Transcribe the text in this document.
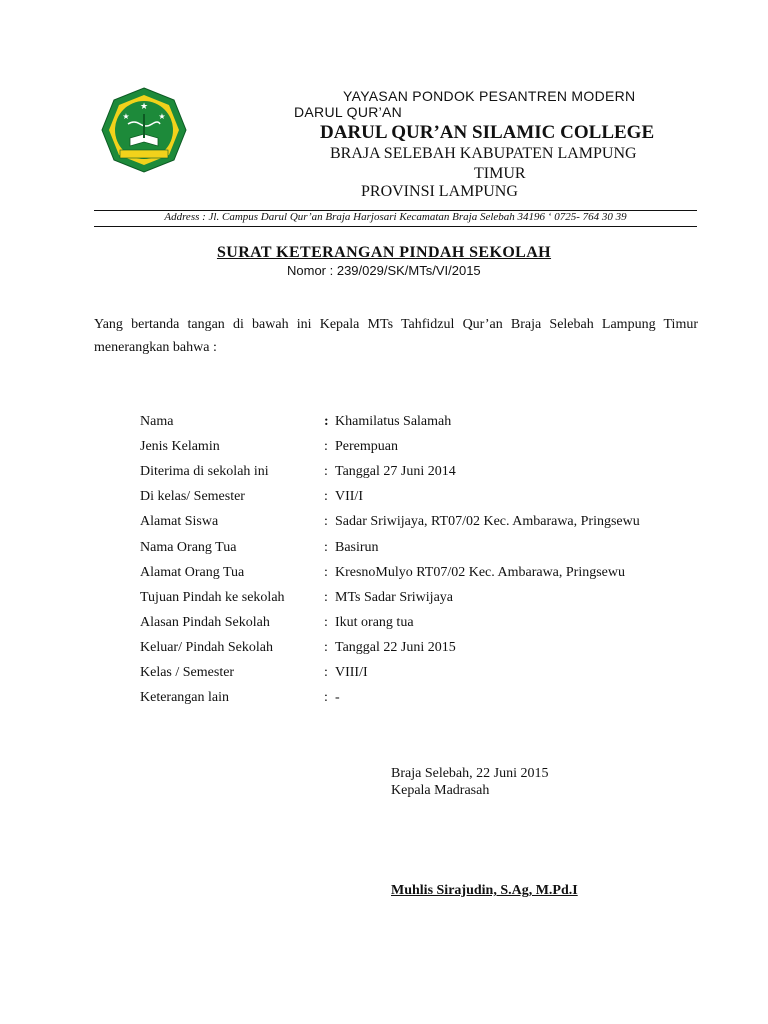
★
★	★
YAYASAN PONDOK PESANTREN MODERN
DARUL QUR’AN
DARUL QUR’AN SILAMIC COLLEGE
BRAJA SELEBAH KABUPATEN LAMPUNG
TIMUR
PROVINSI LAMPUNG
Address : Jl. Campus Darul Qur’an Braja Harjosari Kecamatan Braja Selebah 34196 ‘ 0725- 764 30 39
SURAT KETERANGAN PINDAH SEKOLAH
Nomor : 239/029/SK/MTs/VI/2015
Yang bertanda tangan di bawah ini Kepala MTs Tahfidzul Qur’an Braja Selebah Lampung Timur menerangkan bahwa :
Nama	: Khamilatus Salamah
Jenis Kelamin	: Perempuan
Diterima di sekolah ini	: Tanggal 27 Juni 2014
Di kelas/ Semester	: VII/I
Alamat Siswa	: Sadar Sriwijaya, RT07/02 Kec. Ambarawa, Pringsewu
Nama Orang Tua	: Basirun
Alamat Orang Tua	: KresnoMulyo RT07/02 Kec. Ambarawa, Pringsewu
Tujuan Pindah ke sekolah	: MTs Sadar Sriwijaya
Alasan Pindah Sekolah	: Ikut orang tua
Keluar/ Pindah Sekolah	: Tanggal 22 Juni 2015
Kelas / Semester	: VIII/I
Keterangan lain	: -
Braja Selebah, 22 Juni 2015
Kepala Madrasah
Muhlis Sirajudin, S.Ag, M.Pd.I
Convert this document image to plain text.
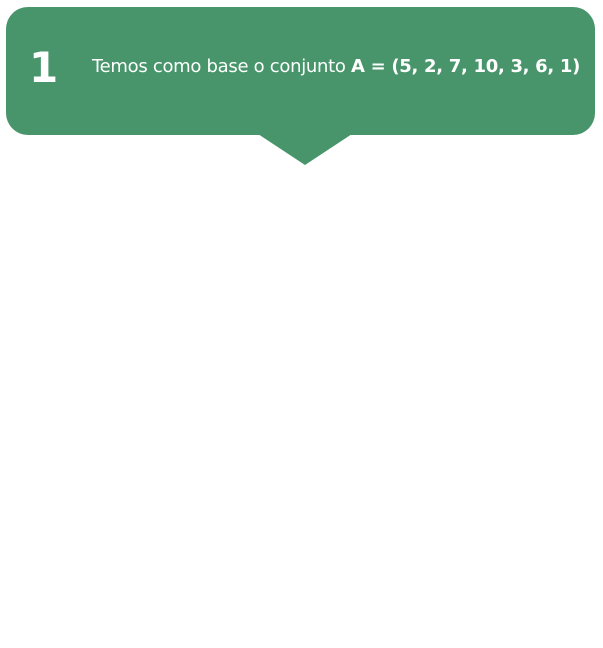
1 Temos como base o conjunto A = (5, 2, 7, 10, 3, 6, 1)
━━━━
● **Stated exercise**
Copy the records above exactly, omitting every picture.

● **Exercise response**
Transcribe the text in this document.
★
★	★
YAYASAN PONDOK PESANTREN MODERN
DARUL QUR’AN
DARUL QUR’AN SILAMIC COLLEGE
BRAJA SELEBAH KABUPATEN LAMPUNG
TIMUR
PROVINSI LAMPUNG
Address : Jl. Campus Darul Qur’an Braja Harjosari Kecamatan Braja Selebah 34196 ‘ 0725- 764 30 39
SURAT KETERANGAN PINDAH SEKOLAH
Nomor : 239/029/SK/MTs/VI/2015
Yang bertanda tangan di bawah ini Kepala MTs Tahfidzul Qur’an Braja Selebah Lampung Timur menerangkan bahwa :
Nama	: Khamilatus Salamah
Jenis Kelamin	: Perempuan
Diterima di sekolah ini	: Tanggal 27 Juni 2014
Di kelas/ Semester	: VII/I
Alamat Siswa	: Sadar Sriwijaya, RT07/02 Kec. Ambarawa, Pringsewu
Nama Orang Tua	: Basirun
Alamat Orang Tua	: KresnoMulyo RT07/02 Kec. Ambarawa, Pringsewu
Tujuan Pindah ke sekolah	: MTs Sadar Sriwijaya
Alasan Pindah Sekolah	: Ikut orang tua
Keluar/ Pindah Sekolah	: Tanggal 22 Juni 2015
Kelas / Semester	: VIII/I
Keterangan lain	: -
Braja Selebah, 22 Juni 2015
Kepala Madrasah
Muhlis Sirajudin, S.Ag, M.Pd.I
Convert this document image to plain text.
1 Temos como base o conjunto A = (5, 2, 7, 10, 3, 6, 1)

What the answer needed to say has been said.